begin DATA FOR THIS EXERCISE

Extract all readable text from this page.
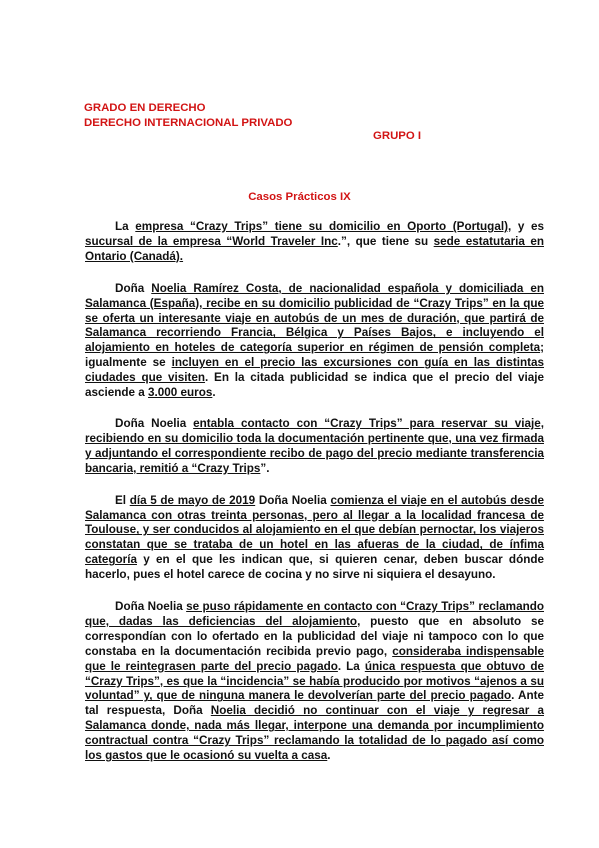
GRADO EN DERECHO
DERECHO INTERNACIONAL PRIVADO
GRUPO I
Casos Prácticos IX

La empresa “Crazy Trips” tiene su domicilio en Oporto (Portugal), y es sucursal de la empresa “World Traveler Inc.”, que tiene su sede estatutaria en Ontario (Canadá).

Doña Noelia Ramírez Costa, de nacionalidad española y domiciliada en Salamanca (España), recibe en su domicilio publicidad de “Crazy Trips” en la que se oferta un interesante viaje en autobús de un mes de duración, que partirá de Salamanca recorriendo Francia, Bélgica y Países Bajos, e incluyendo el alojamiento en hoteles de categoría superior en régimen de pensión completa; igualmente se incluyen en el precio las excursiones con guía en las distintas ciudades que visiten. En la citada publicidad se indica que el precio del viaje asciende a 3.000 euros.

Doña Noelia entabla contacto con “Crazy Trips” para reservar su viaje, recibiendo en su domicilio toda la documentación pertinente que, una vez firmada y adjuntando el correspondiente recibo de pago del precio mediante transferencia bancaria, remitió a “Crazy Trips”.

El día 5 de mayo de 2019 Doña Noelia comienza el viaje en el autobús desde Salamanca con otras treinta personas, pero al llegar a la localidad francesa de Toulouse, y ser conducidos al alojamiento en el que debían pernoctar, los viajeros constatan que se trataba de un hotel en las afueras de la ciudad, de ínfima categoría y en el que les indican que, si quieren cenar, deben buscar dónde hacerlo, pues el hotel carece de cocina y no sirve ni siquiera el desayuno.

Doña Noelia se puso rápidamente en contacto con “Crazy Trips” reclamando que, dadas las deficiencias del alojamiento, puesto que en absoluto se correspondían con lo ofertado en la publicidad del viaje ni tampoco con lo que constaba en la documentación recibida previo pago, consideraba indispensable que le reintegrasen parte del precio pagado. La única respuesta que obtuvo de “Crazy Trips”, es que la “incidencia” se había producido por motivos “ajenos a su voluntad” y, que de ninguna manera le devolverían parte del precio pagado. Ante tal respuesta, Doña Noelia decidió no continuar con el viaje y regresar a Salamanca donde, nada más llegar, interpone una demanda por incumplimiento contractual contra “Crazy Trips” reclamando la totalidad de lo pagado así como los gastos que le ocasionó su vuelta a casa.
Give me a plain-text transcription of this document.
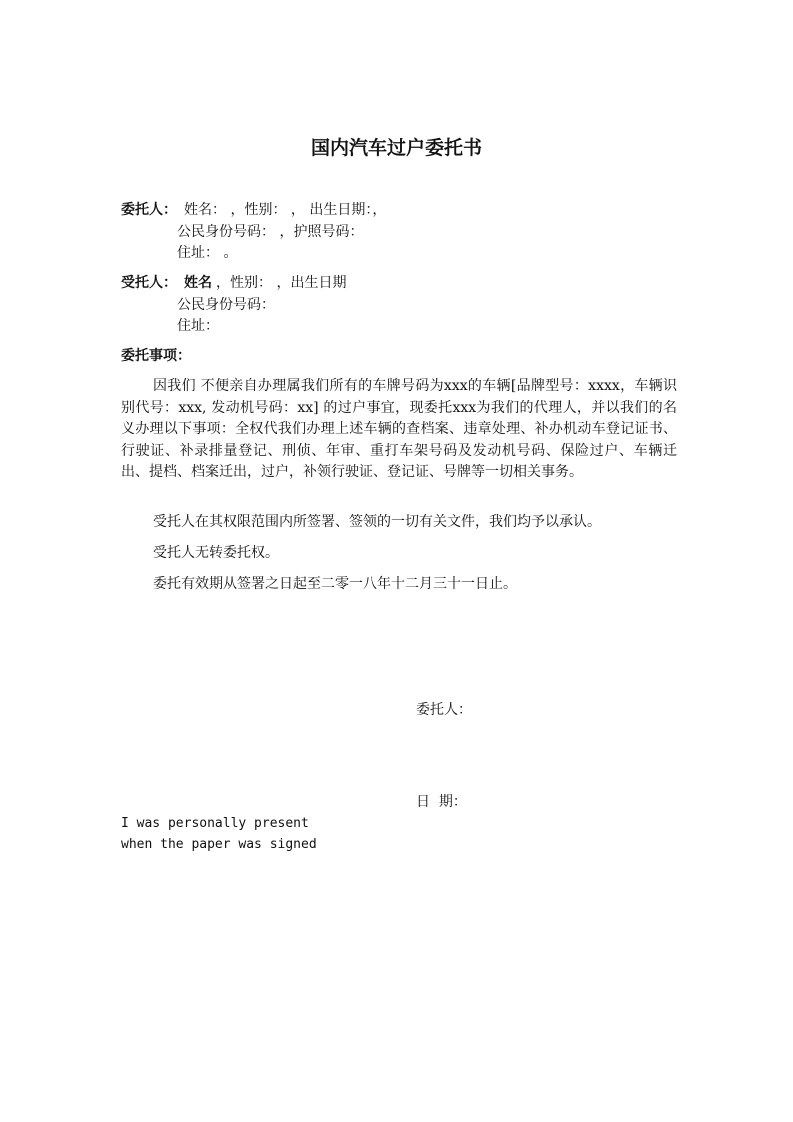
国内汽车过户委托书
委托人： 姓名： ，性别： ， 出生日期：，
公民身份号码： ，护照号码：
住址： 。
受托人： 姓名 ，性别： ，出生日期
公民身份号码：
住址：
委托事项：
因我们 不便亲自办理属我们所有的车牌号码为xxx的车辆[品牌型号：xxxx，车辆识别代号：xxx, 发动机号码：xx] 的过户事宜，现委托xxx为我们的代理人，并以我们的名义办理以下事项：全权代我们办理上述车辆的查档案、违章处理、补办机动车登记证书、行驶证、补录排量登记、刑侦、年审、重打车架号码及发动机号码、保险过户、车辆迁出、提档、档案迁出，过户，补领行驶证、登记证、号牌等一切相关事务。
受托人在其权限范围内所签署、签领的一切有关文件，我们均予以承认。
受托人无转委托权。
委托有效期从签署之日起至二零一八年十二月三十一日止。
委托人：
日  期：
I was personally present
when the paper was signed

end DATA FOR THIS EXERCISE
begin DATA FOR THIS EXERCISE

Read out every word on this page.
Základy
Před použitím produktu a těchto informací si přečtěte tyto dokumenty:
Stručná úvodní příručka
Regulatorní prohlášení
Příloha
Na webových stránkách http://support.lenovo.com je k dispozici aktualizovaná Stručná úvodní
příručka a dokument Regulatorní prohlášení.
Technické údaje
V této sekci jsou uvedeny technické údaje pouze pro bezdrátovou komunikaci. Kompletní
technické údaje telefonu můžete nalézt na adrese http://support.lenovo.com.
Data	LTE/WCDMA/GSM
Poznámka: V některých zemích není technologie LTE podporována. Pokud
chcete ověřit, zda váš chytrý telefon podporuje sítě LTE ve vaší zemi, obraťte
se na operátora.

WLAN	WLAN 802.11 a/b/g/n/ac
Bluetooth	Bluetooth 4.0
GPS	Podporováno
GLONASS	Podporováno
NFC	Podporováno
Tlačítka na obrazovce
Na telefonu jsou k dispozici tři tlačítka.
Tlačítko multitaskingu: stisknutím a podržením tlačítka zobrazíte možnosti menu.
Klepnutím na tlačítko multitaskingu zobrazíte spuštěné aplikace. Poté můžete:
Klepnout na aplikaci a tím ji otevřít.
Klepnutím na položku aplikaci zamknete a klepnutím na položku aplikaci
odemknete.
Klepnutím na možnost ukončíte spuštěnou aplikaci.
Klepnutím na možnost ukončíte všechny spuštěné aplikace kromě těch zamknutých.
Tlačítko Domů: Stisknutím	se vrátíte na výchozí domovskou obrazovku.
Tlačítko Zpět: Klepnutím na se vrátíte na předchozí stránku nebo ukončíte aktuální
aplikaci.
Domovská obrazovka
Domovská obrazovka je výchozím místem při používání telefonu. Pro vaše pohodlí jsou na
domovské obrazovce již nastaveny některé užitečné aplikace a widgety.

end DATA FOR THIS EXERCISE

* [INSTRUCTIONS TO FOLLOW] Determine how many lines of the records above contain the word "aplikace", and report only that number.

* [EXERCISE RESPONSE] 3